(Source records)
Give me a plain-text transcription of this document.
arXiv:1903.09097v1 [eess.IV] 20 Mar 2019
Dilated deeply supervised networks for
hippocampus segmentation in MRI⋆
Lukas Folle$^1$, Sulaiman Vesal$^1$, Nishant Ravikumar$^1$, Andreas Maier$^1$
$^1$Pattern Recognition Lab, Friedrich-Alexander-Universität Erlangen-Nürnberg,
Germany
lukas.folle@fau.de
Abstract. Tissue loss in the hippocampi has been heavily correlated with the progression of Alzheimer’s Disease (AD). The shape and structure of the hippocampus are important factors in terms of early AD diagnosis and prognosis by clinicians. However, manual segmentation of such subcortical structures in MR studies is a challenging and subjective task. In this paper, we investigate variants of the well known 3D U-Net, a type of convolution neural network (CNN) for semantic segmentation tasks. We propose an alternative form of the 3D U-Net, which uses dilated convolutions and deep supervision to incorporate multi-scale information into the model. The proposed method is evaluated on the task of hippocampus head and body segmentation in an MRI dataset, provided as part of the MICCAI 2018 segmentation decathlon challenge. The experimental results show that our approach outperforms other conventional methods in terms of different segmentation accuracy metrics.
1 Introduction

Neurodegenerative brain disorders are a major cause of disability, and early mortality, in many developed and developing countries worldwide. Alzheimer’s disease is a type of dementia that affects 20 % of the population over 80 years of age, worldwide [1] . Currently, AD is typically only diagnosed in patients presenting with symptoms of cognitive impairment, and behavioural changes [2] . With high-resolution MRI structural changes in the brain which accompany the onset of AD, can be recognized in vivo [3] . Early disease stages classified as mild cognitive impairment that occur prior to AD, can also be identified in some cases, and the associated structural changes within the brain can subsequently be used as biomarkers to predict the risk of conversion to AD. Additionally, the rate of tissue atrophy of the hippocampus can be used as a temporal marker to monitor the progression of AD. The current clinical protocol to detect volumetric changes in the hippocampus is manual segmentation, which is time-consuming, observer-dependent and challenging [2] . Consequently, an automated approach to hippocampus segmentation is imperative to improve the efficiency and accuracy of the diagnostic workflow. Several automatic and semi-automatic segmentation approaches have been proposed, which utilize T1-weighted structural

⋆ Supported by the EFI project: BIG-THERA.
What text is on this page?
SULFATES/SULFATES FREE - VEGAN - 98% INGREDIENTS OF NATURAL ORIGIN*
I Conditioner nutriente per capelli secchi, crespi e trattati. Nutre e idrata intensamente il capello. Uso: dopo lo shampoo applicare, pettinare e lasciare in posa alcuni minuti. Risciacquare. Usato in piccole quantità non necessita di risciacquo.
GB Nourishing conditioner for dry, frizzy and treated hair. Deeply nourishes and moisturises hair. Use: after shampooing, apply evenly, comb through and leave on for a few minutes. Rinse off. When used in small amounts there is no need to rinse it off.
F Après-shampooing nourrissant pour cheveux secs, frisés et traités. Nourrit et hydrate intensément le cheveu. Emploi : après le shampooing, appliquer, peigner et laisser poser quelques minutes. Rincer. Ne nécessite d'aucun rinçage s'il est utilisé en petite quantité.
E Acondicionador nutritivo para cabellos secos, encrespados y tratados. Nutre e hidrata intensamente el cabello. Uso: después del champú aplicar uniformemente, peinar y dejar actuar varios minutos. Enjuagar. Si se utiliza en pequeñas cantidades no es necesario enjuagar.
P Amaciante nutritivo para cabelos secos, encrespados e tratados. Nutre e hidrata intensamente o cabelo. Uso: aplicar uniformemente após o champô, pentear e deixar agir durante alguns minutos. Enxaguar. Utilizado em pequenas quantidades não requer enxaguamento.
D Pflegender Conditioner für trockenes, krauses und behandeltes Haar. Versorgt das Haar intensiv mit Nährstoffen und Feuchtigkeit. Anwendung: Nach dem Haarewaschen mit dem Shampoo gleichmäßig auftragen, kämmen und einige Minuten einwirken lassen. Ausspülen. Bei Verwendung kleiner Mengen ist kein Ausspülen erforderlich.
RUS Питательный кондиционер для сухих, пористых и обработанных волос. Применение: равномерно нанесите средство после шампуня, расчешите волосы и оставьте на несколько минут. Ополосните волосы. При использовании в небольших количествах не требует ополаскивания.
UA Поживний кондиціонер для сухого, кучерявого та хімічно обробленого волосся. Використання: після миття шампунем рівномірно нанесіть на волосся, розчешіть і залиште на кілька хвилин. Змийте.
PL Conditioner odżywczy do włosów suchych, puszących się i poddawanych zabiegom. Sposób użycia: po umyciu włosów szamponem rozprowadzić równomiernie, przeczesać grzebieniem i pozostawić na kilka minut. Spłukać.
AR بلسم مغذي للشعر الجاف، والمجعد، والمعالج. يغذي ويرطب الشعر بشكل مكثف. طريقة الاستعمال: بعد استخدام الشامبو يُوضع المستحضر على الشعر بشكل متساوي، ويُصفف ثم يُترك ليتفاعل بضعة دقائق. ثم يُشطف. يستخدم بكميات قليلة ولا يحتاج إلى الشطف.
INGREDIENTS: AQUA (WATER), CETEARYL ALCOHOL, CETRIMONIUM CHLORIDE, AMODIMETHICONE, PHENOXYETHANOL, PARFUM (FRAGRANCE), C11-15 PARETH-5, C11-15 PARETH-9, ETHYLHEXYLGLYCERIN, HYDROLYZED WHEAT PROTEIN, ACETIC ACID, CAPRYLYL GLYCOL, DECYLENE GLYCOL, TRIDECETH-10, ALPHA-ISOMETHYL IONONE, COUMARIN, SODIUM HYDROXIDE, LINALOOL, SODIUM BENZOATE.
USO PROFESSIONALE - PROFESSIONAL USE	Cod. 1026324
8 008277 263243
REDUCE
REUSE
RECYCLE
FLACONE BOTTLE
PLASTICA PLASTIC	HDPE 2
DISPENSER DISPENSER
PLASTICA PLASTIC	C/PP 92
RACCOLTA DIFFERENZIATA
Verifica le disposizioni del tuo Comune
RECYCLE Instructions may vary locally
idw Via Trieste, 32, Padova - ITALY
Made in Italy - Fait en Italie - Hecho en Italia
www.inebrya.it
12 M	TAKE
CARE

- **TASK TO CARRY OUT**:
Determine the number of lines in the data that include the string "tratados". Only that number belongs in the answer.

- **TASK RESULT**:
2